> [DESCRIPTION OF THE TASK] Give every one of the lines below as a Markdown table with the columns Row and Line. Number each row and skip any blank lines.

[Layout records]

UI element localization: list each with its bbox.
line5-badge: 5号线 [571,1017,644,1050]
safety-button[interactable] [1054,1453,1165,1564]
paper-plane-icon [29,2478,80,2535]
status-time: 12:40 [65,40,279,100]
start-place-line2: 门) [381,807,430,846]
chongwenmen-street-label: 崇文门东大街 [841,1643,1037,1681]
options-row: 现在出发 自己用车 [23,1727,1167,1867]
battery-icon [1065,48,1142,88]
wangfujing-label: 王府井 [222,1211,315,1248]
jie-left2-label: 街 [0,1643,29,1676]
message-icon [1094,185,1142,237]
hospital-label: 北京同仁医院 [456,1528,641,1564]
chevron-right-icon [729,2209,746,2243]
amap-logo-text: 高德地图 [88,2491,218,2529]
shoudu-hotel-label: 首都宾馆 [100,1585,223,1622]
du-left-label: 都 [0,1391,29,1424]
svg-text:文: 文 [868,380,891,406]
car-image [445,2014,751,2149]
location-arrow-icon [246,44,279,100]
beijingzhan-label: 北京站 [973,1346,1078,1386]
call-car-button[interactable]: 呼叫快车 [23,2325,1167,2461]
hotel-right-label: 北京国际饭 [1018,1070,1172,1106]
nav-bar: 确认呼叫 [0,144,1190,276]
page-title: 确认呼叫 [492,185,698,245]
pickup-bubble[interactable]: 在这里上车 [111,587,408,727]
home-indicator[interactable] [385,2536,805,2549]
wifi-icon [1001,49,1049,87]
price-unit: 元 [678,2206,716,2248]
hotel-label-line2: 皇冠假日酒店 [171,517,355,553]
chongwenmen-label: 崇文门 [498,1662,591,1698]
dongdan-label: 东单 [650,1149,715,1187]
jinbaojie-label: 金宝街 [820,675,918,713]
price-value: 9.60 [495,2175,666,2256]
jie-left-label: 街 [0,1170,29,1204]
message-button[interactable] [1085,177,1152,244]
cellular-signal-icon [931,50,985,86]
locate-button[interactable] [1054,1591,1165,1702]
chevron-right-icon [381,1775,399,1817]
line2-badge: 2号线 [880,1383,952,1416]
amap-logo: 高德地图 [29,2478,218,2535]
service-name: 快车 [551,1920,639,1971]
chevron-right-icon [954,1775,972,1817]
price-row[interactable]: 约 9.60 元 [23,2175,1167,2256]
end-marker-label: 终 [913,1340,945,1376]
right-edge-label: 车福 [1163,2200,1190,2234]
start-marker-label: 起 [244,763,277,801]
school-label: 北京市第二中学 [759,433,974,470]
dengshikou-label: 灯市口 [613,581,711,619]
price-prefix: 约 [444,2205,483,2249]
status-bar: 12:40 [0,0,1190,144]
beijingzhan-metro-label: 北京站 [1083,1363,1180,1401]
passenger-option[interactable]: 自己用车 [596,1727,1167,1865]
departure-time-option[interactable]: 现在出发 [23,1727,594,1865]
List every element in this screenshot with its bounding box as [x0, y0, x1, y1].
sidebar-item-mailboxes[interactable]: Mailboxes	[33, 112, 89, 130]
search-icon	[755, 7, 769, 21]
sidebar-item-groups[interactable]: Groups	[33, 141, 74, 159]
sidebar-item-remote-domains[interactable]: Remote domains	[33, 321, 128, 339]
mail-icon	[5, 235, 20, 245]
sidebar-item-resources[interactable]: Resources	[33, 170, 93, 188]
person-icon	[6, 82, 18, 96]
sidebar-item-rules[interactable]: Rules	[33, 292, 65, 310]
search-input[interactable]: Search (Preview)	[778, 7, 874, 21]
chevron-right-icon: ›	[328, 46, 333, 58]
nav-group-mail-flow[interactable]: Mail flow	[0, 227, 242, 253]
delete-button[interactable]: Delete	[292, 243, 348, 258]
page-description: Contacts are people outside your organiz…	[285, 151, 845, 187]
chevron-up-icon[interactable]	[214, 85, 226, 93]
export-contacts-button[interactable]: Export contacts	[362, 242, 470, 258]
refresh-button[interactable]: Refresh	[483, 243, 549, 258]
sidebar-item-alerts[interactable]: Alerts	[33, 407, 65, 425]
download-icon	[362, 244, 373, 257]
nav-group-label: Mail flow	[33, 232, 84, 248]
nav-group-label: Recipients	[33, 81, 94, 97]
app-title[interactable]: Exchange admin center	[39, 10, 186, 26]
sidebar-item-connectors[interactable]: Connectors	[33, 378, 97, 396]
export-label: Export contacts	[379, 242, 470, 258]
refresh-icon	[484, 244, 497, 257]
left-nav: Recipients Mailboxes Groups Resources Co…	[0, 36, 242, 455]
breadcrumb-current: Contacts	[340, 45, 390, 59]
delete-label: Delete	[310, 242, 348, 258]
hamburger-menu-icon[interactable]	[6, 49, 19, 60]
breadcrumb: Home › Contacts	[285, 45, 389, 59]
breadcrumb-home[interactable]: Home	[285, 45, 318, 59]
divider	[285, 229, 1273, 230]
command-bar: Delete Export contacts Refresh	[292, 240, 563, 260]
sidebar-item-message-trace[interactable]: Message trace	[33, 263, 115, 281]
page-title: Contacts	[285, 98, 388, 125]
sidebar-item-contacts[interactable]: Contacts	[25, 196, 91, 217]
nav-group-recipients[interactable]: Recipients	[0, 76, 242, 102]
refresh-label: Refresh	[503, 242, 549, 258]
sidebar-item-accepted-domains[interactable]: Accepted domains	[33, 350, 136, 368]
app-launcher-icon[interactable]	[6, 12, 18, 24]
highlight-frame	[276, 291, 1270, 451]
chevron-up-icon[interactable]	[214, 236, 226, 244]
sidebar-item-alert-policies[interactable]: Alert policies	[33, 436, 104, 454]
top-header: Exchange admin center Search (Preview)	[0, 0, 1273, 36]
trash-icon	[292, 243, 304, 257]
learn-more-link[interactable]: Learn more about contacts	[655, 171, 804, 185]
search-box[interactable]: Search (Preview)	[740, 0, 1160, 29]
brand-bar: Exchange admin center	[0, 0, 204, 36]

> [REPLY]
| Row | Line |
|---|---|
| 1 | UI element localization: list each with its bbox. |
| 2 | line5-badge: 5号线 [571,1017,644,1050] |
| 3 | safety-button[interactable] [1054,1453,1165,1564] |
| 4 | paper-plane-icon [29,2478,80,2535] |
| 5 | status-time: 12:40 [65,40,279,100] |
| 6 | start-place-line2: 门) [381,807,430,846] |
| 7 | chongwenmen-street-label: 崇文门东大街 [841,1643,1037,1681] |
| 8 | options-row: 现在出发 自己用车 [23,1727,1167,1867] |
| 9 | battery-icon [1065,48,1142,88] |
| 10 | wangfujing-label: 王府井 [222,1211,315,1248] |
| 11 | jie-left2-label: 街 [0,1643,29,1676] |
| 12 | message-icon [1094,185,1142,237] |
| 13 | hospital-label: 北京同仁医院 [456,1528,641,1564] |
| 14 | chevron-right-icon [729,2209,746,2243] |
| 15 | amap-logo-text: 高德地图 [88,2491,218,2529] |
| 16 | shoudu-hotel-label: 首都宾馆 [100,1585,223,1622] |
| 17 | du-left-label: 都 [0,1391,29,1424] |
| 18 | svg-text:文: 文 [868,380,891,406] |
| 19 | car-image [445,2014,751,2149] |
| 20 | location-arrow-icon [246,44,279,100] |
| 21 | beijingzhan-label: 北京站 [973,1346,1078,1386] |
| 22 | call-car-button[interactable]: 呼叫快车 [23,2325,1167,2461] |
| 23 | hotel-right-label: 北京国际饭 [1018,1070,1172,1106] |
| 24 | nav-bar: 确认呼叫 [0,144,1190,276] |
| 25 | page-title: 确认呼叫 [492,185,698,245] |
| 26 | pickup-bubble[interactable]: 在这里上车 [111,587,408,727] |
| 27 | home-indicator[interactable] [385,2536,805,2549] |
| 28 | wifi-icon [1001,49,1049,87] |
| 29 | price-unit: 元 [678,2206,716,2248] |
| 30 | hotel-label-line2: 皇冠假日酒店 [171,517,355,553] |
| 31 | chongwenmen-label: 崇文门 [498,1662,591,1698] |
| 32 | dongdan-label: 东单 [650,1149,715,1187] |
| 33 | jinbaojie-label: 金宝街 [820,675,918,713] |
| 34 | price-value: 9.60 [495,2175,666,2256] |
| 35 | jie-left-label: 街 [0,1170,29,1204] |
| 36 | message-button[interactable] [1085,177,1152,244] |
| 37 | cellular-signal-icon [931,50,985,86] |
| 38 | locate-button[interactable] [1054,1591,1165,1702] |
| 39 | chevron-right-icon [381,1775,399,1817] |
| 40 | line2-badge: 2号线 [880,1383,952,1416] |
| 41 | amap-logo: 高德地图 [29,2478,218,2535] |
| 42 | service-name: 快车 [551,1920,639,1971] |
| 43 | chevron-right-icon [954,1775,972,1817] |
| 44 | price-row[interactable]: 约 9.60 元 [23,2175,1167,2256] |
| 45 | end-marker-label: 终 [913,1340,945,1376] |
| 46 | right-edge-label: 车福 [1163,2200,1190,2234] |
| 47 | start-marker-label: 起 [244,763,277,801] |
| 48 | school-label: 北京市第二中学 [759,433,974,470] |
| 49 | dengshikou-label: 灯市口 [613,581,711,619] |
| 50 | price-prefix: 约 [444,2205,483,2249] |
| 51 | status-bar: 12:40 [0,0,1190,144] |
| 52 | beijingzhan-metro-label: 北京站 [1083,1363,1180,1401] |
| 53 | passenger-option[interactable]: 自己用车 [596,1727,1167,1865] |
| 54 | departure-time-option[interactable]: 现在出发 [23,1727,594,1865] |
| 55 | List every element in this screenshot with its bounding box as [x0, y0, x1, y1]. |
| 56 | sidebar-item-mailboxes[interactable]: Mailboxes	[33, 112, 89, 130] |
| 57 | search-icon	[755, 7, 769, 21] |
| 58 | sidebar-item-groups[interactable]: Groups	[33, 141, 74, 159] |
| 59 | sidebar-item-remote-domains[interactable]: Remote domains	[33, 321, 128, 339] |
| 60 | mail-icon	[5, 235, 20, 245] |
| 61 | sidebar-item-resources[interactable]: Resources	[33, 170, 93, 188] |
| 62 | person-icon	[6, 82, 18, 96] |
| 63 | sidebar-item-rules[interactable]: Rules	[33, 292, 65, 310] |
| 64 | search-input[interactable]: Search (Preview)	[778, 7, 874, 21] |
| 65 | chevron-right-icon: ›	[328, 46, 333, 58] |
| 66 | nav-group-mail-flow[interactable]: Mail flow	[0, 227, 242, 253] |
| 67 | delete-button[interactable]: Delete	[292, 243, 348, 258] |
| 68 | page-description: Contacts are people outside your organiz…	[285, 151, 845, 187] |
| 69 | chevron-up-icon[interactable]	[214, 85, 226, 93] |
| 70 | export-contacts-button[interactable]: Export contacts	[362, 242, 470, 258] |
| 71 | refresh-button[interactable]: Refresh	[483, 243, 549, 258] |
| 72 | sidebar-item-alerts[interactable]: Alerts	[33, 407, 65, 425] |
| 73 | download-icon	[362, 244, 373, 257] |
| 74 | nav-group-label: Mail flow	[33, 232, 84, 248] |
| 75 | nav-group-label: Recipients	[33, 81, 94, 97] |
| 76 | app-title[interactable]: Exchange admin center	[39, 10, 186, 26] |
| 77 | sidebar-item-connectors[interactable]: Connectors	[33, 378, 97, 396] |
| 78 | export-label: Export contacts	[379, 242, 470, 258] |
| 79 | refresh-icon	[484, 244, 497, 257] |
| 80 | left-nav: Recipients Mailboxes Groups Resources Co…	[0, 36, 242, 455] |
| 81 | breadcrumb-current: Contacts	[340, 45, 390, 59] |
| 82 | delete-label: Delete	[310, 242, 348, 258] |
| 83 | hamburger-menu-icon[interactable]	[6, 49, 19, 60] |
| 84 | breadcrumb: Home › Contacts	[285, 45, 389, 59] |
| 85 | breadcrumb-home[interactable]: Home	[285, 45, 318, 59] |
| 86 | divider	[285, 229, 1273, 230] |
| 87 | command-bar: Delete Export contacts Refresh	[292, 240, 563, 260] |
| 88 | sidebar-item-message-trace[interactable]: Message trace	[33, 263, 115, 281] |
| 89 | page-title: Contacts	[285, 98, 388, 125] |
| 90 | sidebar-item-contacts[interactable]: Contacts	[25, 196, 91, 217] |
| 91 | nav-group-recipients[interactable]: Recipients	[0, 76, 242, 102] |
| 92 | refresh-label: Refresh	[503, 242, 549, 258] |
| 93 | sidebar-item-accepted-domains[interactable]: Accepted domains	[33, 350, 136, 368] |
| 94 | app-launcher-icon[interactable]	[6, 12, 18, 24] |
| 95 | highlight-frame	[276, 291, 1270, 451] |
| 96 | chevron-up-icon[interactable]	[214, 236, 226, 244] |
| 97 | sidebar-item-alert-policies[interactable]: Alert policies	[33, 436, 104, 454] |
| 98 | top-header: Exchange admin center Search (Preview)	[0, 0, 1273, 36] |
| 99 | trash-icon	[292, 243, 304, 257] |
| 100 | learn-more-link[interactable]: Learn more about contacts	[655, 171, 804, 185] |
| 101 | search-box[interactable]: Search (Preview)	[740, 0, 1160, 29] |
| 102 | brand-bar: Exchange admin center	[0, 0, 204, 36] |